**THE EXERCISE**
Exactly repeat the full listing that follows.
***
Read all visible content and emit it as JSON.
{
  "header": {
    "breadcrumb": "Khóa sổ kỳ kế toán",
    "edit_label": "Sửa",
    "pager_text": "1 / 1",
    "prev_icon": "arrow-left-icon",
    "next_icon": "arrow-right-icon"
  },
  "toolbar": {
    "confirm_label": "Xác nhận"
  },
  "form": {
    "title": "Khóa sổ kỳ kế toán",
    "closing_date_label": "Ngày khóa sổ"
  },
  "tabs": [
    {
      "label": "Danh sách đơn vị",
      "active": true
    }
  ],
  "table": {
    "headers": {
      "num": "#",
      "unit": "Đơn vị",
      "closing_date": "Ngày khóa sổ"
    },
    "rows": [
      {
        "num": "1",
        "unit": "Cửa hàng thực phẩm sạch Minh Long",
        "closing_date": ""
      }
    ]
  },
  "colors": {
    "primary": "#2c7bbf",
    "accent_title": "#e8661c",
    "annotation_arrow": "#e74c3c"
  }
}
***
**SOLUTION TO THIS PROBLEM**
Read all visible content and emit it as JSON.
{
  "header": {
    "breadcrumb": "Khóa sổ kỳ kế toán",
    "edit_label": "Sửa",
    "pager_text": "1 / 1",
    "prev_icon": "arrow-left-icon",
    "next_icon": "arrow-right-icon"
  },
  "toolbar": {
    "confirm_label": "Xác nhận"
  },
  "form": {
    "title": "Khóa sổ kỳ kế toán",
    "closing_date_label": "Ngày khóa sổ"
  },
  "tabs": [
    {
      "label": "Danh sách đơn vị",
      "active": true
    }
  ],
  "table": {
    "headers": {
      "num": "#",
      "unit": "Đơn vị",
      "closing_date": "Ngày khóa sổ"
    },
    "rows": [
      {
        "num": "1",
        "unit": "Cửa hàng thực phẩm sạch Minh Long",
        "closing_date": ""
      }
    ]
  },
  "colors": {
    "primary": "#2c7bbf",
    "accent_title": "#e8661c",
    "annotation_arrow": "#e74c3c"
  }
}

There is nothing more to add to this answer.